## Selected passage
Tag Archives: animal welfare risk assessment

Animal welfare: animal-based indicators

Hi, my name is Franck and I am a scientist at EFSA, working in the area of animal health and welfare. Today I am going to talk to you about animal-based indicators. A very specific aspect of our work related to animal welfare. But before I do that I would just like to briefly explain how an organisation like EFSA that deals primarily with food safety has a role to play in animal welfare. Well, in fact the answer to this question is quite simple.

We know that the safety of our food chain can be indirectly affected by the welfare of animals.

This is because stress, injuries and poor welfare all together can lead to infectious diseases among animals, some of them being food-borne to consumers. One example of how animal welfare might affect the food safety is tail biting among pigs. This is a major welfare issue on pig farms and it is also a risk factor of increasing the frequency of abscesses and infections in carcasses. If you remember earlier I said I wanted to talk to you about animal-based indicators; what are they and why are they so important?

## Stored data
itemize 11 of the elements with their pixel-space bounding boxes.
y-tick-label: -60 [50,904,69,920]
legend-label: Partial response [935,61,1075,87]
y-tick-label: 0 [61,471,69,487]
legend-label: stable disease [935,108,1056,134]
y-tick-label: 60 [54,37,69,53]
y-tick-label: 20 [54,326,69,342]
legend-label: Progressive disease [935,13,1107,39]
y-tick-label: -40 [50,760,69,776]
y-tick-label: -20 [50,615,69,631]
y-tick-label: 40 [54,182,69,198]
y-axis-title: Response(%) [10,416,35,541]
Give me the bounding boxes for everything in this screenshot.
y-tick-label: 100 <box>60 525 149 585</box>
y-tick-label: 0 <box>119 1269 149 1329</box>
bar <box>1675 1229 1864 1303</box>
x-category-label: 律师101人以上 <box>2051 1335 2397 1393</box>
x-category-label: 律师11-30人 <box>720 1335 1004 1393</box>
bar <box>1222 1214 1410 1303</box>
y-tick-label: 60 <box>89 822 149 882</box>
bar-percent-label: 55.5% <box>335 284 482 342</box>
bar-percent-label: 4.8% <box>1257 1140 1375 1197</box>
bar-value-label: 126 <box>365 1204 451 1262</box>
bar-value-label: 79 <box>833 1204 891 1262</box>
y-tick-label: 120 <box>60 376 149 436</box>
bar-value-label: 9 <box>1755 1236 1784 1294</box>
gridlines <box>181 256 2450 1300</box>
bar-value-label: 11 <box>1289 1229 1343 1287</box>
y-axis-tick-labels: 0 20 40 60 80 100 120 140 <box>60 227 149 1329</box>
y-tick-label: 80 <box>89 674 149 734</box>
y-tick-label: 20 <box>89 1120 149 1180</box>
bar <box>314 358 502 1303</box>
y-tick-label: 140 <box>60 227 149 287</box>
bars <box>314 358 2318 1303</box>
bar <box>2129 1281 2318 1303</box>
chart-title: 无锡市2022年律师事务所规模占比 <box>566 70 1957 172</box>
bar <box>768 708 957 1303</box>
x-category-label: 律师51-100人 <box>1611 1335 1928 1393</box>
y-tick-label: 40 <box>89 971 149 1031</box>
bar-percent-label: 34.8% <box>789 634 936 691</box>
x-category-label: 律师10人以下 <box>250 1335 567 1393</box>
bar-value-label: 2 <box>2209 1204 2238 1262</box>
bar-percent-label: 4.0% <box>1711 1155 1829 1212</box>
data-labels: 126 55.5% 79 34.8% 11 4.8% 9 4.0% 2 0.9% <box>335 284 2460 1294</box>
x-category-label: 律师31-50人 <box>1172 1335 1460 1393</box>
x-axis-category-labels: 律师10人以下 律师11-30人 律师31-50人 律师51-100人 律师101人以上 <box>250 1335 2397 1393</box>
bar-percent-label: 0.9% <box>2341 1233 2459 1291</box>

## Goal of the exercise
In the text on animal-based indicators, which problem on pig farms illustrates how animal welfare can affect food safety?

## Your solution
Tail biting among pigs.